### What needs to be done
Every record that follows must be duplicated exactly, with images left out.

### Entries supplied
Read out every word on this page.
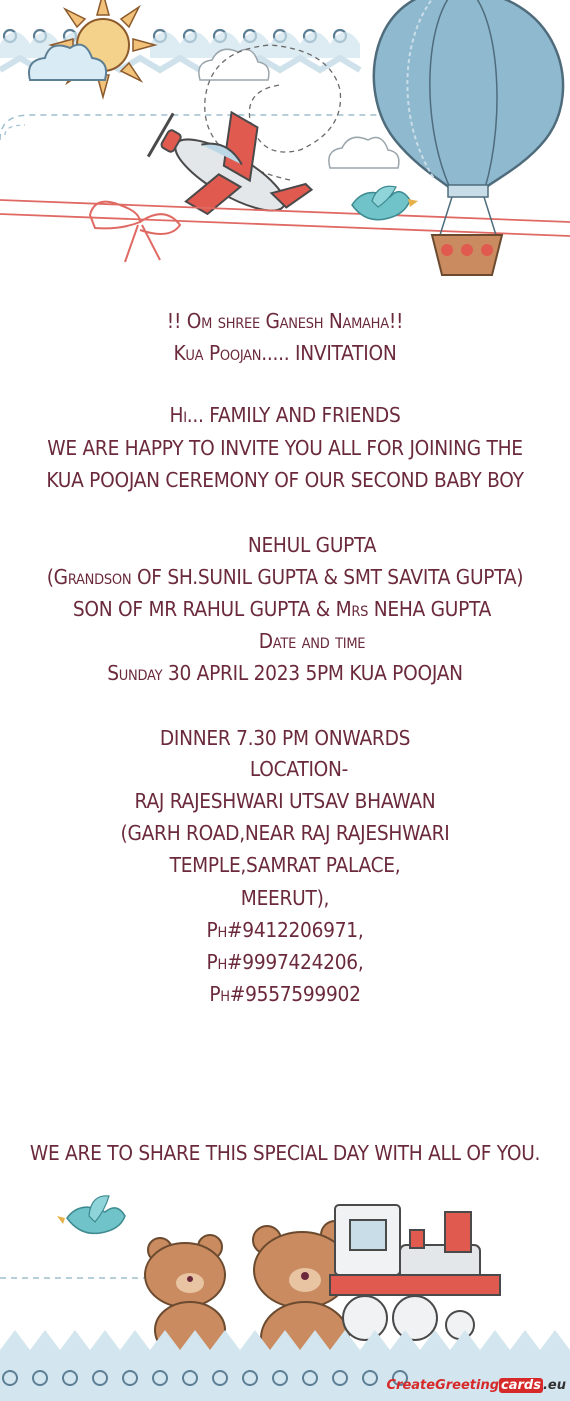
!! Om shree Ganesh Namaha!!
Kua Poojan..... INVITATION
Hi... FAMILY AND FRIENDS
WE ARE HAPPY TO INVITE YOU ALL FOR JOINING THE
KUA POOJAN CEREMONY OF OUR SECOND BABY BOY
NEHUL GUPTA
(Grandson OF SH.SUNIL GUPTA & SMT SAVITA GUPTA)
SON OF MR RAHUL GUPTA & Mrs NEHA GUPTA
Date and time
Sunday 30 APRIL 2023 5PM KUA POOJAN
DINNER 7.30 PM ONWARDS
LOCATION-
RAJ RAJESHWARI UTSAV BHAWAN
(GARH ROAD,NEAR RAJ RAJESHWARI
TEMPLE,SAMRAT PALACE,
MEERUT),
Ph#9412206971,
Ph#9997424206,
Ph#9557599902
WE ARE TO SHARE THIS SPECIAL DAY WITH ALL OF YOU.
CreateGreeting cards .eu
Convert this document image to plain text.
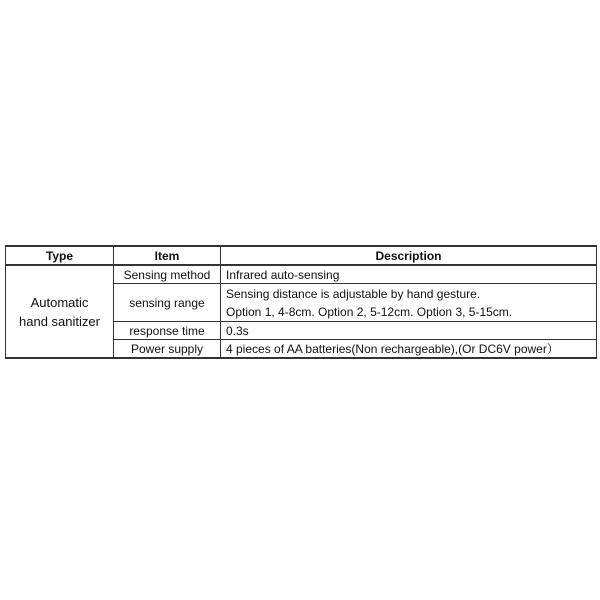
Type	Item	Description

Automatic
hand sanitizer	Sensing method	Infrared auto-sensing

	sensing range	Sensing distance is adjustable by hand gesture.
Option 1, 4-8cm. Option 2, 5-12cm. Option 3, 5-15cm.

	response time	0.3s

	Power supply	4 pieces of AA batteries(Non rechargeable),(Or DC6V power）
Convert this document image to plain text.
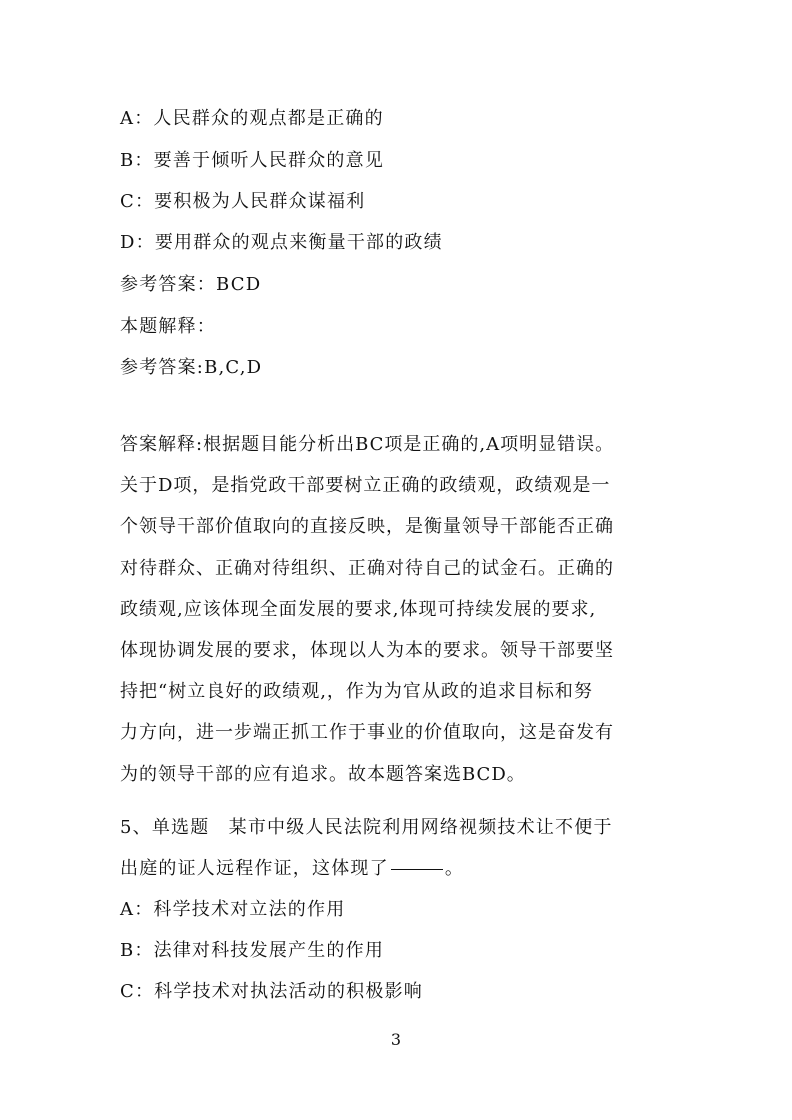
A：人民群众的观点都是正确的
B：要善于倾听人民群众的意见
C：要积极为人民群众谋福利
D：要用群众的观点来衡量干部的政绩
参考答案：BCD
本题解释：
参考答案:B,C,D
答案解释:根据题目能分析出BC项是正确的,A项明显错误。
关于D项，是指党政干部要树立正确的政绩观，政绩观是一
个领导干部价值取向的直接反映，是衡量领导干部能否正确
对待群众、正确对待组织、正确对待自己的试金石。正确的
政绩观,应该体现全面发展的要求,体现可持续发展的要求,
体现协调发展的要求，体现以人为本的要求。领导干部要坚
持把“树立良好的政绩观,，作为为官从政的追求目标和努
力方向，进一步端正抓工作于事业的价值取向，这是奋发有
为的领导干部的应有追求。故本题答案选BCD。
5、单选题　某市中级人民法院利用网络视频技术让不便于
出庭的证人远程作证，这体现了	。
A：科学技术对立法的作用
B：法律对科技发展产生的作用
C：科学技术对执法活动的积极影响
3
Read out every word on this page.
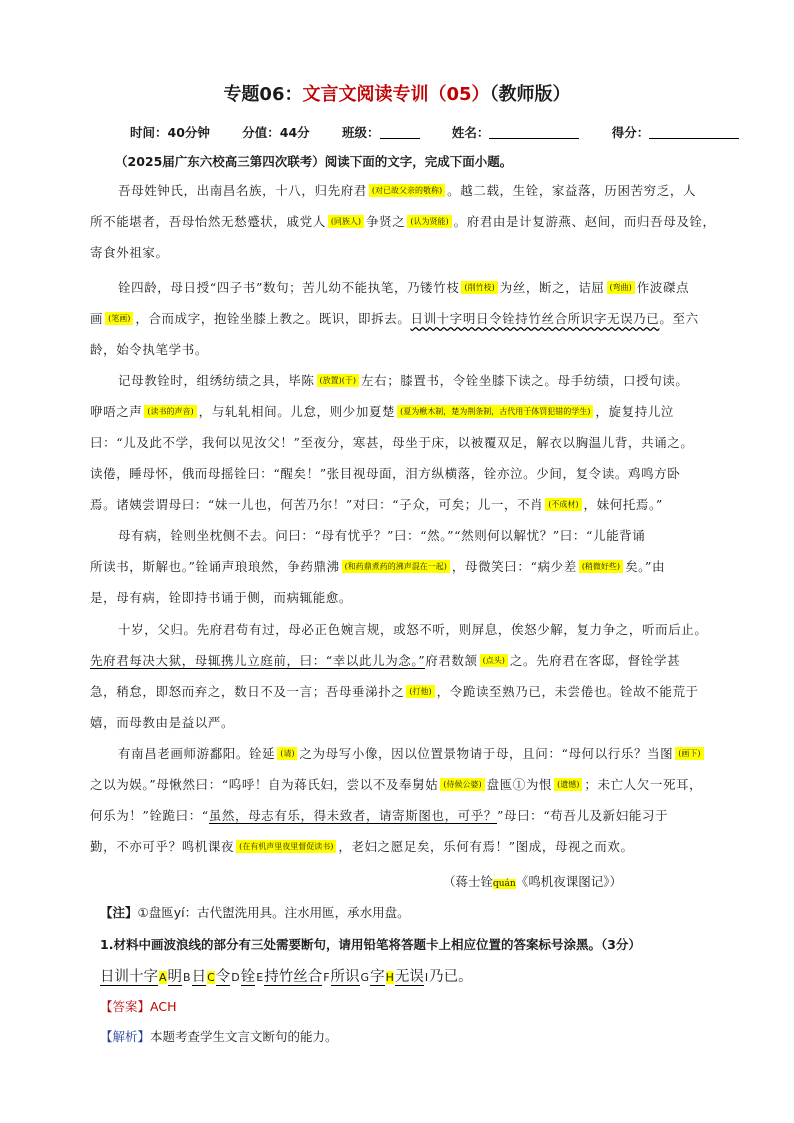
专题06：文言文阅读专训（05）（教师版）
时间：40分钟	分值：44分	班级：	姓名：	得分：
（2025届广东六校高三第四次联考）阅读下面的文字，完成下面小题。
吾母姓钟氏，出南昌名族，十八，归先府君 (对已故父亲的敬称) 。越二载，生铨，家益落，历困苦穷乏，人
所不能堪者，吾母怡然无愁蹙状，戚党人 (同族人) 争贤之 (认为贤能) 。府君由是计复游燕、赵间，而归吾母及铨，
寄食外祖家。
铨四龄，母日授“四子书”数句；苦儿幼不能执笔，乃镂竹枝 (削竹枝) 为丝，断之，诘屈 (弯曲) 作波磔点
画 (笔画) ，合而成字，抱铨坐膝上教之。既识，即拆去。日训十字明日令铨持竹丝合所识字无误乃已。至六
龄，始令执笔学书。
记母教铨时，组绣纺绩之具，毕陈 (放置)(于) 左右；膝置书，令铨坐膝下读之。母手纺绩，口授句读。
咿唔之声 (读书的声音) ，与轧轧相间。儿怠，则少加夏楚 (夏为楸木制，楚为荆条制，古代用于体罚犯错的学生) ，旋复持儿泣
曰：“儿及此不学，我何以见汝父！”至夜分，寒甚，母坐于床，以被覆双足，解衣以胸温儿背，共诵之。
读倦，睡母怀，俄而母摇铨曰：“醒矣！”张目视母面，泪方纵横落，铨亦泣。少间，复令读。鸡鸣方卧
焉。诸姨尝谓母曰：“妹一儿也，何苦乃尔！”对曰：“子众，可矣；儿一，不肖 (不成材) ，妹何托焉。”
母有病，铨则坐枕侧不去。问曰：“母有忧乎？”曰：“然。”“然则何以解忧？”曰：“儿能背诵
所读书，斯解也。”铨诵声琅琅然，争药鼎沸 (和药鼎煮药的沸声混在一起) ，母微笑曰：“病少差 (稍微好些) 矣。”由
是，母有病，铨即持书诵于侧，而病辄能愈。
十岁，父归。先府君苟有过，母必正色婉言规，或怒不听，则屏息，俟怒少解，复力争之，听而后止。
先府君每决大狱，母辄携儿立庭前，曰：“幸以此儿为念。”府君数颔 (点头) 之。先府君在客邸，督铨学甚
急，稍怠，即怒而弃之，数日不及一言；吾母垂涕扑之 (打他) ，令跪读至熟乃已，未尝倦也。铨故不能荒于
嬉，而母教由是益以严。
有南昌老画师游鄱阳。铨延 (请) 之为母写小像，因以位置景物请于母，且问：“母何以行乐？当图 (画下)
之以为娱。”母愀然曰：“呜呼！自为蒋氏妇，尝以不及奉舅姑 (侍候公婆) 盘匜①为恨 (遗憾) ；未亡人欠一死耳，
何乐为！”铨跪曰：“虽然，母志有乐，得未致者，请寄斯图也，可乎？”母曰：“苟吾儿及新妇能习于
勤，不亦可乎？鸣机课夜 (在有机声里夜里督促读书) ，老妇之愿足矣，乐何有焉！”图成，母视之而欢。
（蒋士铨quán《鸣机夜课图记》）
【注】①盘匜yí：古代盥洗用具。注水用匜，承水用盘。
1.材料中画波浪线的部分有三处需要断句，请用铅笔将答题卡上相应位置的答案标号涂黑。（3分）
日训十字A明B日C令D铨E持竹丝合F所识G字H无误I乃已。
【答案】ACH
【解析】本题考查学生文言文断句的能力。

### Written solution
Read out every word on this page.
!! Om shree Ganesh Namaha!!
Kua Poojan..... INVITATION
Hi... FAMILY AND FRIENDS
WE ARE HAPPY TO INVITE YOU ALL FOR JOINING THE
KUA POOJAN CEREMONY OF OUR SECOND BABY BOY
NEHUL GUPTA
(Grandson OF SH.SUNIL GUPTA & SMT SAVITA GUPTA)
SON OF MR RAHUL GUPTA & Mrs NEHA GUPTA
Date and time
Sunday 30 APRIL 2023 5PM KUA POOJAN
DINNER 7.30 PM ONWARDS
LOCATION-
RAJ RAJESHWARI UTSAV BHAWAN
(GARH ROAD,NEAR RAJ RAJESHWARI
TEMPLE,SAMRAT PALACE,
MEERUT),
Ph#9412206971,
Ph#9997424206,
Ph#9557599902
WE ARE TO SHARE THIS SPECIAL DAY WITH ALL OF YOU.
CreateGreeting cards .eu
Convert this document image to plain text.
Type	Item	Description

Automatic
hand sanitizer	Sensing method	Infrared auto-sensing

	sensing range	Sensing distance is adjustable by hand gesture.
Option 1, 4-8cm. Option 2, 5-12cm. Option 3, 5-15cm.

	response time	0.3s

	Power supply	4 pieces of AA batteries(Non rechargeable),(Or DC6V power）
Convert this document image to plain text.
A：人民群众的观点都是正确的
B：要善于倾听人民群众的意见
C：要积极为人民群众谋福利
D：要用群众的观点来衡量干部的政绩
参考答案：BCD
本题解释：
参考答案:B,C,D
答案解释:根据题目能分析出BC项是正确的,A项明显错误。
关于D项，是指党政干部要树立正确的政绩观，政绩观是一
个领导干部价值取向的直接反映，是衡量领导干部能否正确
对待群众、正确对待组织、正确对待自己的试金石。正确的
政绩观,应该体现全面发展的要求,体现可持续发展的要求,
体现协调发展的要求，体现以人为本的要求。领导干部要坚
持把“树立良好的政绩观,，作为为官从政的追求目标和努
力方向，进一步端正抓工作于事业的价值取向，这是奋发有
为的领导干部的应有追求。故本题答案选BCD。
5、单选题　某市中级人民法院利用网络视频技术让不便于
出庭的证人远程作证，这体现了	。
A：科学技术对立法的作用
B：法律对科技发展产生的作用
C：科学技术对执法活动的积极影响
3
Read out every word on this page.
专题06：文言文阅读专训（05）（教师版）
时间：40分钟	分值：44分	班级：	姓名：	得分：
（2025届广东六校高三第四次联考）阅读下面的文字，完成下面小题。
吾母姓钟氏，出南昌名族，十八，归先府君 (对已故父亲的敬称) 。越二载，生铨，家益落，历困苦穷乏，人
所不能堪者，吾母怡然无愁蹙状，戚党人 (同族人) 争贤之 (认为贤能) 。府君由是计复游燕、赵间，而归吾母及铨，
寄食外祖家。
铨四龄，母日授“四子书”数句；苦儿幼不能执笔，乃镂竹枝 (削竹枝) 为丝，断之，诘屈 (弯曲) 作波磔点
画 (笔画) ，合而成字，抱铨坐膝上教之。既识，即拆去。日训十字明日令铨持竹丝合所识字无误乃已。至六
龄，始令执笔学书。
记母教铨时，组绣纺绩之具，毕陈 (放置)(于) 左右；膝置书，令铨坐膝下读之。母手纺绩，口授句读。
咿唔之声 (读书的声音) ，与轧轧相间。儿怠，则少加夏楚 (夏为楸木制，楚为荆条制，古代用于体罚犯错的学生) ，旋复持儿泣
曰：“儿及此不学，我何以见汝父！”至夜分，寒甚，母坐于床，以被覆双足，解衣以胸温儿背，共诵之。
读倦，睡母怀，俄而母摇铨曰：“醒矣！”张目视母面，泪方纵横落，铨亦泣。少间，复令读。鸡鸣方卧
焉。诸姨尝谓母曰：“妹一儿也，何苦乃尔！”对曰：“子众，可矣；儿一，不肖 (不成材) ，妹何托焉。”
母有病，铨则坐枕侧不去。问曰：“母有忧乎？”曰：“然。”“然则何以解忧？”曰：“儿能背诵
所读书，斯解也。”铨诵声琅琅然，争药鼎沸 (和药鼎煮药的沸声混在一起) ，母微笑曰：“病少差 (稍微好些) 矣。”由
是，母有病，铨即持书诵于侧，而病辄能愈。
十岁，父归。先府君苟有过，母必正色婉言规，或怒不听，则屏息，俟怒少解，复力争之，听而后止。
先府君每决大狱，母辄携儿立庭前，曰：“幸以此儿为念。”府君数颔 (点头) 之。先府君在客邸，督铨学甚
急，稍怠，即怒而弃之，数日不及一言；吾母垂涕扑之 (打他) ，令跪读至熟乃已，未尝倦也。铨故不能荒于
嬉，而母教由是益以严。
有南昌老画师游鄱阳。铨延 (请) 之为母写小像，因以位置景物请于母，且问：“母何以行乐？当图 (画下)
之以为娱。”母愀然曰：“呜呼！自为蒋氏妇，尝以不及奉舅姑 (侍候公婆) 盘匜①为恨 (遗憾) ；未亡人欠一死耳，
何乐为！”铨跪曰：“虽然，母志有乐，得未致者，请寄斯图也，可乎？”母曰：“苟吾儿及新妇能习于
勤，不亦可乎？鸣机课夜 (在有机声里夜里督促读书) ，老妇之愿足矣，乐何有焉！”图成，母视之而欢。
（蒋士铨quán《鸣机夜课图记》）
【注】①盘匜yí：古代盥洗用具。注水用匜，承水用盘。
1.材料中画波浪线的部分有三处需要断句，请用铅笔将答题卡上相应位置的答案标号涂黑。（3分）
日训十字A明B日C令D铨E持竹丝合F所识G字H无误I乃已。
【答案】ACH
【解析】本题考查学生文言文断句的能力。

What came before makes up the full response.